[Stored items]
* * * * * * *

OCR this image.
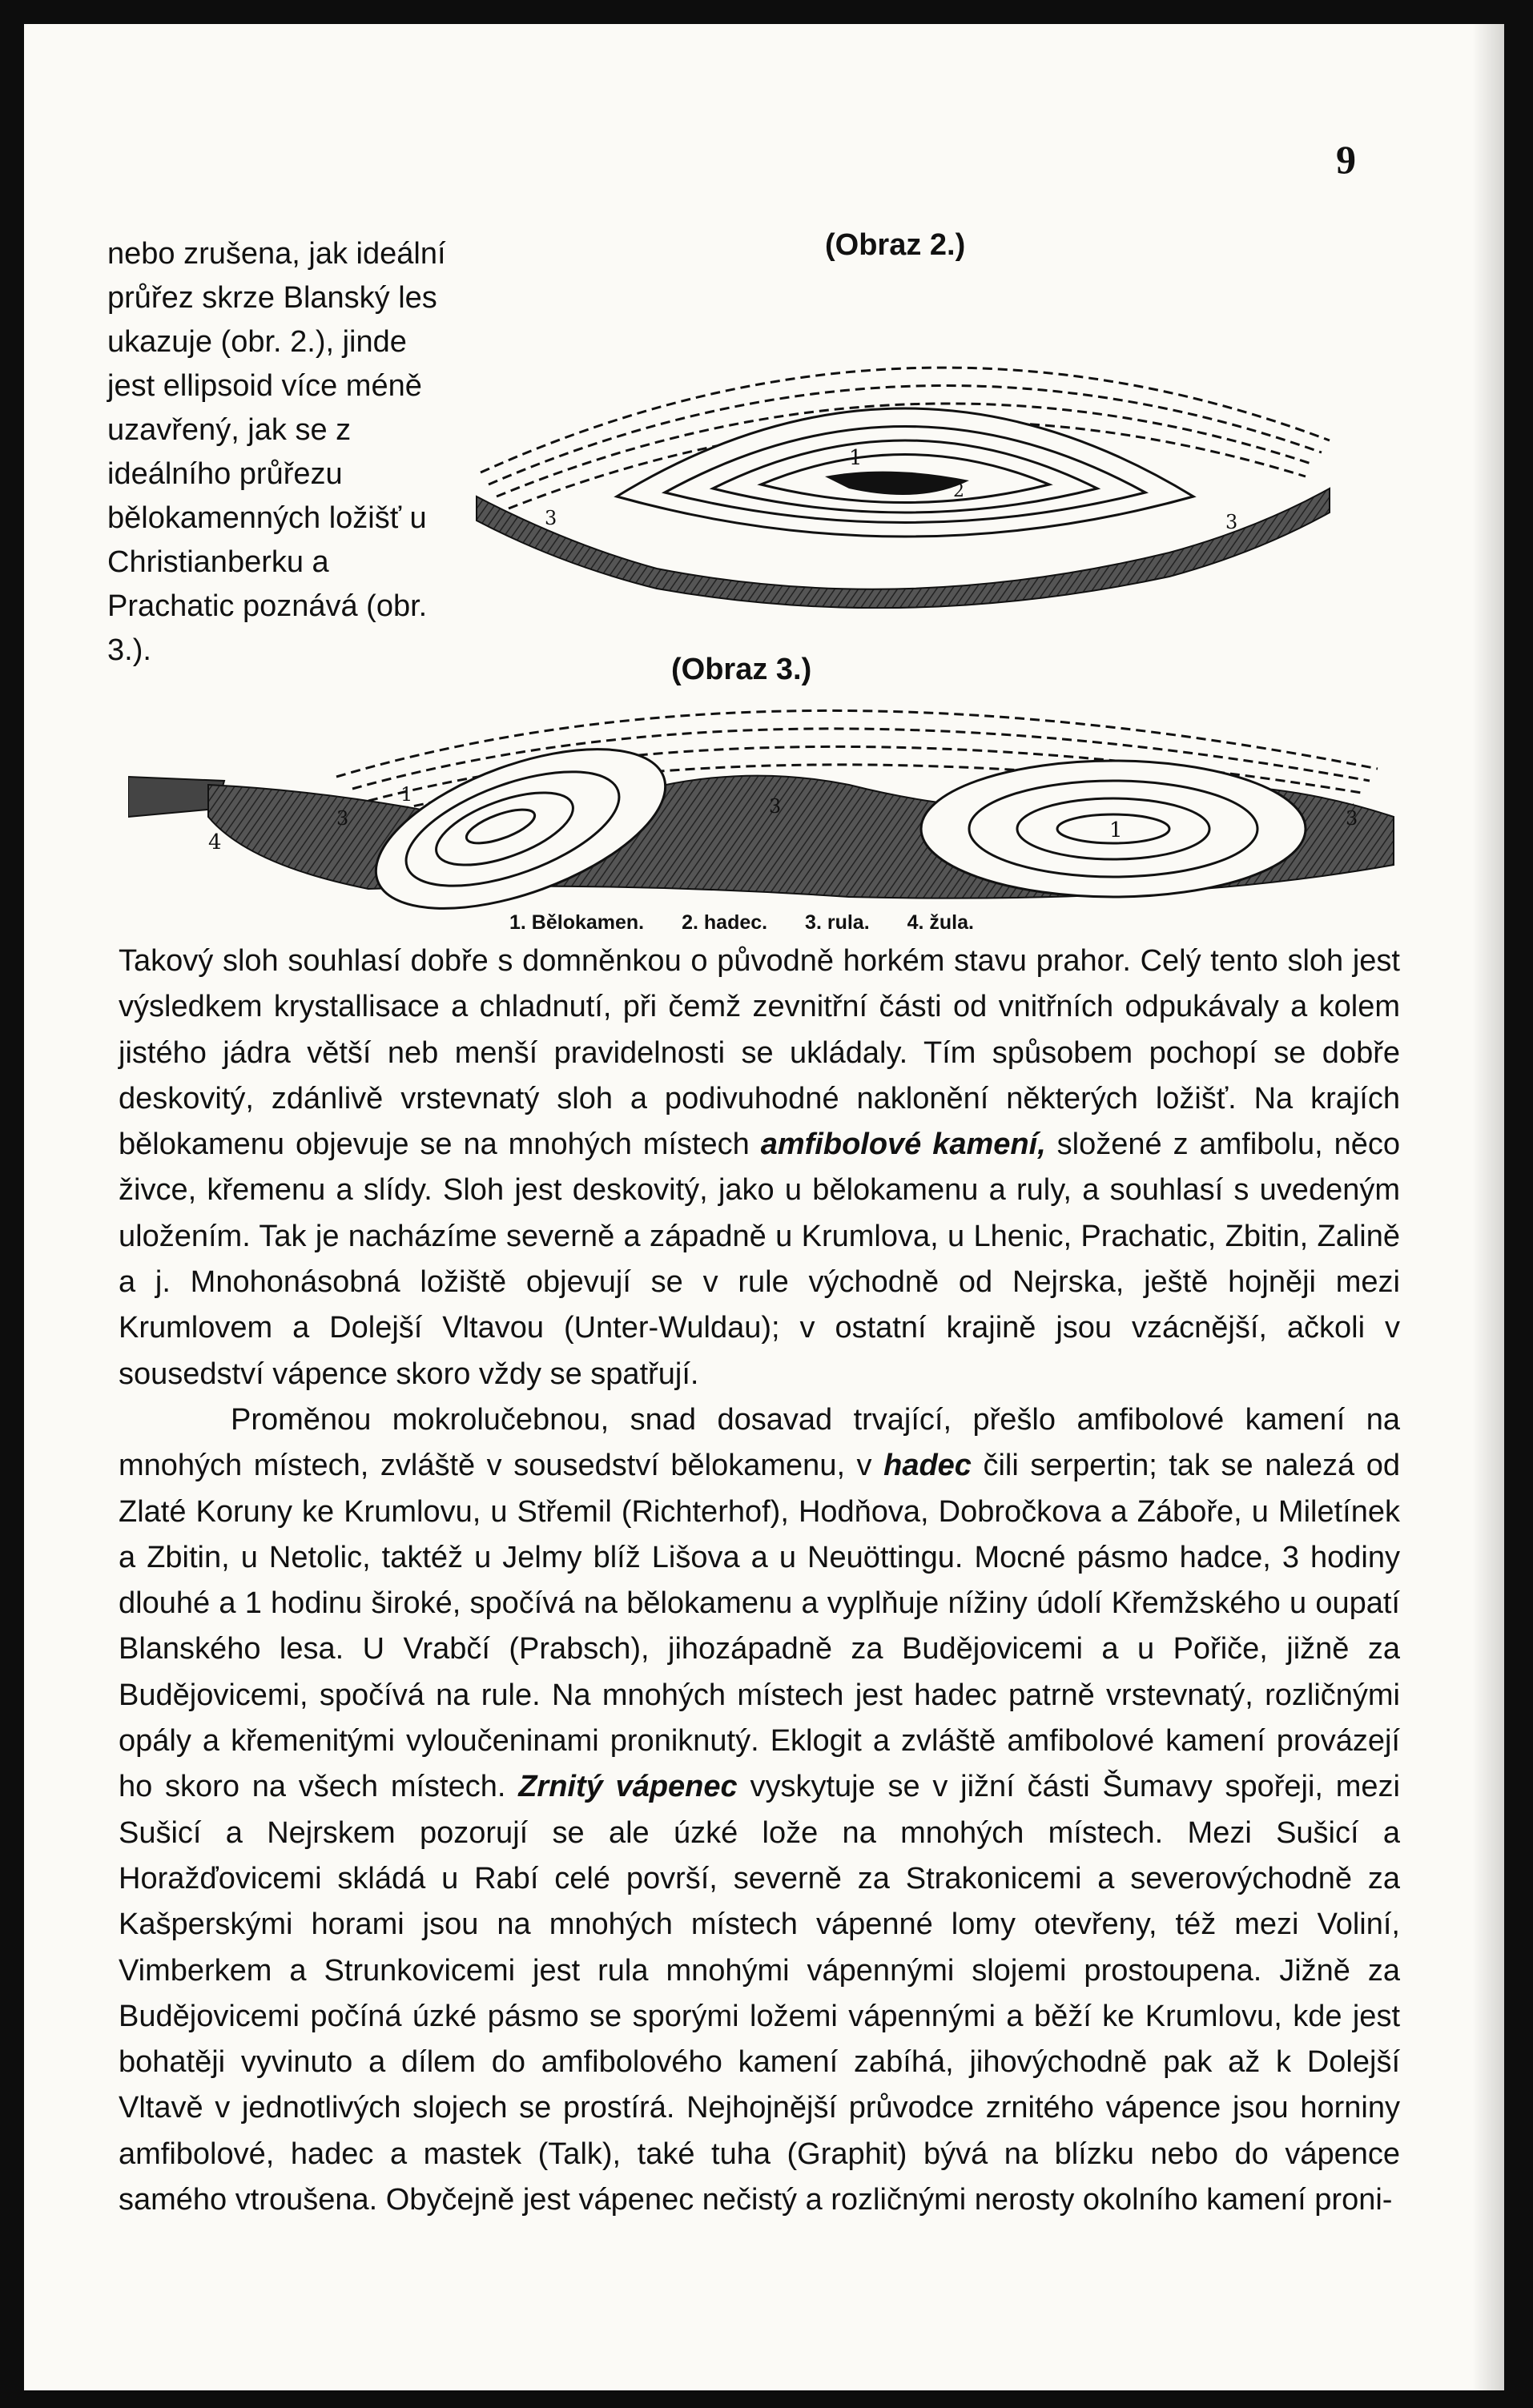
9

nebo zrušena, jak ideální průřez skrze Blanský les ukazuje (obr. 2.), jinde jest ellipsoid více méně uzavřený, jak se z ideálního průřezu bělokamenných ložišť u Christianberku a Prachatic poznává (obr. 3.).

(Obraz 2.)
1
2
3	3
(Obraz 3.)
1
1
3
3
3
4
1. Bělokamen. 2. hadec. 3. rula. 4. žula.

Takový sloh souhlasí dobře s domněnkou o původně horkém stavu prahor. Celý tento sloh jest výsledkem krystallisace a chladnutí, při čemž zevnitřní části od vnitřních odpukávaly a kolem jistého jádra větší neb menší pravidelnosti se ukládaly. Tím spůsobem pochopí se dobře deskovitý, zdánlivě vrstevnatý sloh a podivuhodné naklonění některých ložišť. Na krajích bělokamenu objevuje se na mnohých místech amfibolové kamení, složené z amfibolu, něco živce, křemenu a slídy. Sloh jest deskovitý, jako u bělokamenu a ruly, a souhlasí s uvedeným uložením. Tak je nacházíme severně a západně u Krumlova, u Lhenic, Prachatic, Zbitin, Zalině a j. Mnohonásobná ložiště objevují se v rule východně od Nejrska, ještě hojněji mezi Krumlovem a Dolejší Vltavou (Unter-Wuldau); v ostatní krajině jsou vzácnější, ačkoli v sousedství vápence skoro vždy se spatřují.

Proměnou mokrolučebnou, snad dosavad trvající, přešlo amfibolové kamení na mnohých místech, zvláště v sousedství bělokamenu, v hadec čili serpertin; tak se nalezá od Zlaté Koruny ke Krumlovu, u Střemil (Richterhof), Hodňova, Dobročkova a Záboře, u Miletínek a Zbitin, u Netolic, taktéž u Jelmy blíž Lišova a u Neuöttingu. Mocné pásmo hadce, 3 hodiny dlouhé a 1 hodinu široké, spočívá na bělokamenu a vyplňuje nížiny údolí Křemžského u oupatí Blanského lesa. U Vrabčí (Prabsch), jihozápadně za Budějovicemi a u Pořiče, jižně za Budějovicemi, spočívá na rule. Na mnohých místech jest hadec patrně vrstevnatý, rozličnými opály a křemenitými vyloučeninami proniknutý. Eklogit a zvláště amfibolové kamení provázejí ho skoro na všech místech. Zrnitý vápenec vyskytuje se v jižní části Šumavy spořeji, mezi Sušicí a Nejrskem pozorují se ale úzké lože na mnohých místech. Mezi Sušicí a Horažďovicemi skládá u Rabí celé površí, severně za Strakonicemi a severovýchodně za Kašperskými horami jsou na mnohých místech vápenné lomy otevřeny, též mezi Voliní, Vimberkem a Strunkovicemi jest rula mnohými vápennými slojemi prostoupena. Jižně za Budějovicemi počíná úzké pásmo se sporými ložemi vápennými a běží ke Krumlovu, kde jest bohatěji vyvinuto a dílem do amfibolového kamení zabíhá, jihovýchodně pak až k Dolejší Vltavě v jednotlivých slojech se prostírá. Nejhojnější průvodce zrnitého vápence jsou horniny amfibolové, hadec a mastek (Talk), také tuha (Graphit) bývá na blízku nebo do vápence samého vtroušena. Obyčejně jest vápenec nečistý a rozličnými nerosty okolního kamení proni-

* * * * * * *

_WHAT YOU ARE ASKED TO DO_: Your copy should match the entries exactly, minus the pictures.

_FINAL ANSWER_:
OCR this image.
9

nebo zrušena, jak ideální průřez skrze Blanský les ukazuje (obr. 2.), jinde jest ellipsoid více méně uzavřený, jak se z ideálního průřezu bělokamenných ložišť u Christianberku a Prachatic poznává (obr. 3.).

(Obraz 2.)
1
2
3	3
(Obraz 3.)
1
1
3
3
3
4
1. Bělokamen. 2. hadec. 3. rula. 4. žula.

Takový sloh souhlasí dobře s domněnkou o původně horkém stavu prahor. Celý tento sloh jest výsledkem krystallisace a chladnutí, při čemž zevnitřní části od vnitřních odpukávaly a kolem jistého jádra větší neb menší pravidelnosti se ukládaly. Tím spůsobem pochopí se dobře deskovitý, zdánlivě vrstevnatý sloh a podivuhodné naklonění některých ložišť. Na krajích bělokamenu objevuje se na mnohých místech amfibolové kamení, složené z amfibolu, něco živce, křemenu a slídy. Sloh jest deskovitý, jako u bělokamenu a ruly, a souhlasí s uvedeným uložením. Tak je nacházíme severně a západně u Krumlova, u Lhenic, Prachatic, Zbitin, Zalině a j. Mnohonásobná ložiště objevují se v rule východně od Nejrska, ještě hojněji mezi Krumlovem a Dolejší Vltavou (Unter-Wuldau); v ostatní krajině jsou vzácnější, ačkoli v sousedství vápence skoro vždy se spatřují.

Proměnou mokrolučebnou, snad dosavad trvající, přešlo amfibolové kamení na mnohých místech, zvláště v sousedství bělokamenu, v hadec čili serpertin; tak se nalezá od Zlaté Koruny ke Krumlovu, u Střemil (Richterhof), Hodňova, Dobročkova a Záboře, u Miletínek a Zbitin, u Netolic, taktéž u Jelmy blíž Lišova a u Neuöttingu. Mocné pásmo hadce, 3 hodiny dlouhé a 1 hodinu široké, spočívá na bělokamenu a vyplňuje nížiny údolí Křemžského u oupatí Blanského lesa. U Vrabčí (Prabsch), jihozápadně za Budějovicemi a u Pořiče, jižně za Budějovicemi, spočívá na rule. Na mnohých místech jest hadec patrně vrstevnatý, rozličnými opály a křemenitými vyloučeninami proniknutý. Eklogit a zvláště amfibolové kamení provázejí ho skoro na všech místech. Zrnitý vápenec vyskytuje se v jižní části Šumavy spořeji, mezi Sušicí a Nejrskem pozorují se ale úzké lože na mnohých místech. Mezi Sušicí a Horažďovicemi skládá u Rabí celé površí, severně za Strakonicemi a severovýchodně za Kašperskými horami jsou na mnohých místech vápenné lomy otevřeny, též mezi Voliní, Vimberkem a Strunkovicemi jest rula mnohými vápennými slojemi prostoupena. Jižně za Budějovicemi počíná úzké pásmo se sporými ložemi vápennými a běží ke Krumlovu, kde jest bohatěji vyvinuto a dílem do amfibolového kamení zabíhá, jihovýchodně pak až k Dolejší Vltavě v jednotlivých slojech se prostírá. Nejhojnější průvodce zrnitého vápence jsou horniny amfibolové, hadec a mastek (Talk), také tuha (Graphit) bývá na blízku nebo do vápence samého vtroušena. Obyčejně jest vápenec nečistý a rozličnými nerosty okolního kamení proni-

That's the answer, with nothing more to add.